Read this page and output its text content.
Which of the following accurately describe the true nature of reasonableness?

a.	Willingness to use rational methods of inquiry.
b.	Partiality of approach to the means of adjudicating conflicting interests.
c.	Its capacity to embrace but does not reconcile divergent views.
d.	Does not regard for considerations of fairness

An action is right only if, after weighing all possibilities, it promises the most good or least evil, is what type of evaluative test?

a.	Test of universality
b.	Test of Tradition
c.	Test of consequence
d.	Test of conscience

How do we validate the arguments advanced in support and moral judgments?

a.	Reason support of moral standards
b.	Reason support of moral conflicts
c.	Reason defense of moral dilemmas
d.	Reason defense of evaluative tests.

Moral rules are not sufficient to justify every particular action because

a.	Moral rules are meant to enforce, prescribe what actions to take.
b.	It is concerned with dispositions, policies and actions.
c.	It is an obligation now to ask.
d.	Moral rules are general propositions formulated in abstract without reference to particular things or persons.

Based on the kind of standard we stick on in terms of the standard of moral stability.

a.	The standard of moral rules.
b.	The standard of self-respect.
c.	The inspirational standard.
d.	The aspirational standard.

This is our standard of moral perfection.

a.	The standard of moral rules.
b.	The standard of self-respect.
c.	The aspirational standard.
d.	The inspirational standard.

## Exercise brief
Set every line of the listing down word for word.

## Task solution
Read this page and output its text content.
Which of the following accurately describe the true nature of reasonableness?

a.	Willingness to use rational methods of inquiry.
b.	Partiality of approach to the means of adjudicating conflicting interests.
c.	Its capacity to embrace but does not reconcile divergent views.
d.	Does not regard for considerations of fairness

An action is right only if, after weighing all possibilities, it promises the most good or least evil, is what type of evaluative test?

a.	Test of universality
b.	Test of Tradition
c.	Test of consequence
d.	Test of conscience

How do we validate the arguments advanced in support and moral judgments?

a.	Reason support of moral standards
b.	Reason support of moral conflicts
c.	Reason defense of moral dilemmas
d.	Reason defense of evaluative tests.

Moral rules are not sufficient to justify every particular action because

a.	Moral rules are meant to enforce, prescribe what actions to take.
b.	It is concerned with dispositions, policies and actions.
c.	It is an obligation now to ask.
d.	Moral rules are general propositions formulated in abstract without reference to particular things or persons.

Based on the kind of standard we stick on in terms of the standard of moral stability.

a.	The standard of moral rules.
b.	The standard of self-respect.
c.	The inspirational standard.
d.	The aspirational standard.

This is our standard of moral perfection.

a.	The standard of moral rules.
b.	The standard of self-respect.
c.	The aspirational standard.
d.	The inspirational standard.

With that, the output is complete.